▶ [Data tied to figure images]:

(begin)

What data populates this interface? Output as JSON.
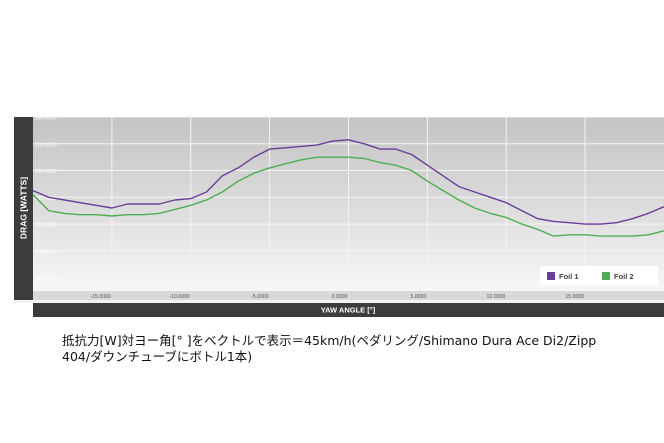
{
  "chart_data": {
    "type": "line",
    "xlabel": "YAW ANGLE [°]",
    "ylabel": "DRAG [WATTS]",
    "xlim": [
      -20,
      20
    ],
    "ylim": [
      175,
      240
    ],
    "x_ticks": [
      -15,
      -10,
      -5,
      0,
      5,
      10,
      15
    ],
    "x_tick_labels": [
      "-15.0000",
      "-10.0000",
      "-5.0000",
      "0.0000",
      "5.0000",
      "10.0000",
      "15.0000"
    ],
    "y_ticks": [
      180,
      190,
      200,
      210,
      220,
      230,
      240
    ],
    "y_tick_labels": [
      "180.0000",
      "190.0000",
      "200.0000",
      "210.0000",
      "220.0000",
      "230.0000",
      "240.0000"
    ],
    "grid": true,
    "legend": "bottom-right",
    "colors": {
      "Foil 1": "#6a3d9a",
      "Foil 2": "#4caf50"
    },
    "series": [
      {
        "name": "Foil 1",
        "x": [
          -20,
          -19,
          -18,
          -17,
          -16,
          -15,
          -14,
          -13,
          -12,
          -11,
          -10,
          -9,
          -8,
          -7,
          -6,
          -5,
          -4,
          -3,
          -2,
          -1,
          0,
          1,
          2,
          3,
          4,
          5,
          6,
          7,
          8,
          9,
          10,
          11,
          12,
          13,
          14,
          15,
          16,
          17,
          18,
          19,
          20
        ],
        "y": [
          212.5,
          210,
          209,
          208,
          207,
          206,
          207.5,
          207.5,
          207.5,
          209,
          209.5,
          212,
          218,
          221,
          225,
          228,
          228.5,
          229,
          229.5,
          231,
          231.5,
          230,
          228,
          228,
          226,
          222,
          218,
          214,
          212,
          210,
          208,
          205,
          202,
          201,
          200.5,
          200,
          200,
          200.5,
          202,
          204,
          206.5
        ]
      },
      {
        "name": "Foil 2",
        "x": [
          -20,
          -19,
          -18,
          -17,
          -16,
          -15,
          -14,
          -13,
          -12,
          -11,
          -10,
          -9,
          -8,
          -7,
          -6,
          -5,
          -4,
          -3,
          -2,
          -1,
          0,
          1,
          2,
          3,
          4,
          5,
          6,
          7,
          8,
          9,
          10,
          11,
          12,
          13,
          14,
          15,
          16,
          17,
          18,
          19,
          20
        ],
        "y": [
          211,
          205,
          204,
          203.5,
          203.5,
          203,
          203.5,
          203.5,
          204,
          205.5,
          207,
          209,
          212,
          216,
          219,
          221,
          222.5,
          224,
          225,
          225,
          225,
          224.5,
          223,
          222,
          220,
          216,
          212.5,
          209,
          206,
          204,
          202.5,
          200,
          198,
          195.5,
          196,
          196,
          195.5,
          195.5,
          195.5,
          196,
          197.5
        ]
      }
    ]
  },
  "caption": {
    "line1": "抵抗力[W]対ヨー角[° ]をベクトルで表示＝45km/h(ペダリング/Shimano Dura Ace Di2/Zipp",
    "line2": "404/ダウンチューブにボトル1本)"
  }
}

(end)

▶ [Short task]:
Leave images out of the retyped records; keep all else exact.

▶ [Result of the task]:
What data populates this interface? Output as JSON.
{
  "chart_data": {
    "type": "line",
    "xlabel": "YAW ANGLE [°]",
    "ylabel": "DRAG [WATTS]",
    "xlim": [
      -20,
      20
    ],
    "ylim": [
      175,
      240
    ],
    "x_ticks": [
      -15,
      -10,
      -5,
      0,
      5,
      10,
      15
    ],
    "x_tick_labels": [
      "-15.0000",
      "-10.0000",
      "-5.0000",
      "0.0000",
      "5.0000",
      "10.0000",
      "15.0000"
    ],
    "y_ticks": [
      180,
      190,
      200,
      210,
      220,
      230,
      240
    ],
    "y_tick_labels": [
      "180.0000",
      "190.0000",
      "200.0000",
      "210.0000",
      "220.0000",
      "230.0000",
      "240.0000"
    ],
    "grid": true,
    "legend": "bottom-right",
    "colors": {
      "Foil 1": "#6a3d9a",
      "Foil 2": "#4caf50"
    },
    "series": [
      {
        "name": "Foil 1",
        "x": [
          -20,
          -19,
          -18,
          -17,
          -16,
          -15,
          -14,
          -13,
          -12,
          -11,
          -10,
          -9,
          -8,
          -7,
          -6,
          -5,
          -4,
          -3,
          -2,
          -1,
          0,
          1,
          2,
          3,
          4,
          5,
          6,
          7,
          8,
          9,
          10,
          11,
          12,
          13,
          14,
          15,
          16,
          17,
          18,
          19,
          20
        ],
        "y": [
          212.5,
          210,
          209,
          208,
          207,
          206,
          207.5,
          207.5,
          207.5,
          209,
          209.5,
          212,
          218,
          221,
          225,
          228,
          228.5,
          229,
          229.5,
          231,
          231.5,
          230,
          228,
          228,
          226,
          222,
          218,
          214,
          212,
          210,
          208,
          205,
          202,
          201,
          200.5,
          200,
          200,
          200.5,
          202,
          204,
          206.5
        ]
      },
      {
        "name": "Foil 2",
        "x": [
          -20,
          -19,
          -18,
          -17,
          -16,
          -15,
          -14,
          -13,
          -12,
          -11,
          -10,
          -9,
          -8,
          -7,
          -6,
          -5,
          -4,
          -3,
          -2,
          -1,
          0,
          1,
          2,
          3,
          4,
          5,
          6,
          7,
          8,
          9,
          10,
          11,
          12,
          13,
          14,
          15,
          16,
          17,
          18,
          19,
          20
        ],
        "y": [
          211,
          205,
          204,
          203.5,
          203.5,
          203,
          203.5,
          203.5,
          204,
          205.5,
          207,
          209,
          212,
          216,
          219,
          221,
          222.5,
          224,
          225,
          225,
          225,
          224.5,
          223,
          222,
          220,
          216,
          212.5,
          209,
          206,
          204,
          202.5,
          200,
          198,
          195.5,
          196,
          196,
          195.5,
          195.5,
          195.5,
          196,
          197.5
        ]
      }
    ]
  },
  "caption": {
    "line1": "抵抗力[W]対ヨー角[° ]をベクトルで表示＝45km/h(ペダリング/Shimano Dura Ace Di2/Zipp",
    "line2": "404/ダウンチューブにボトル1本)"
  }
}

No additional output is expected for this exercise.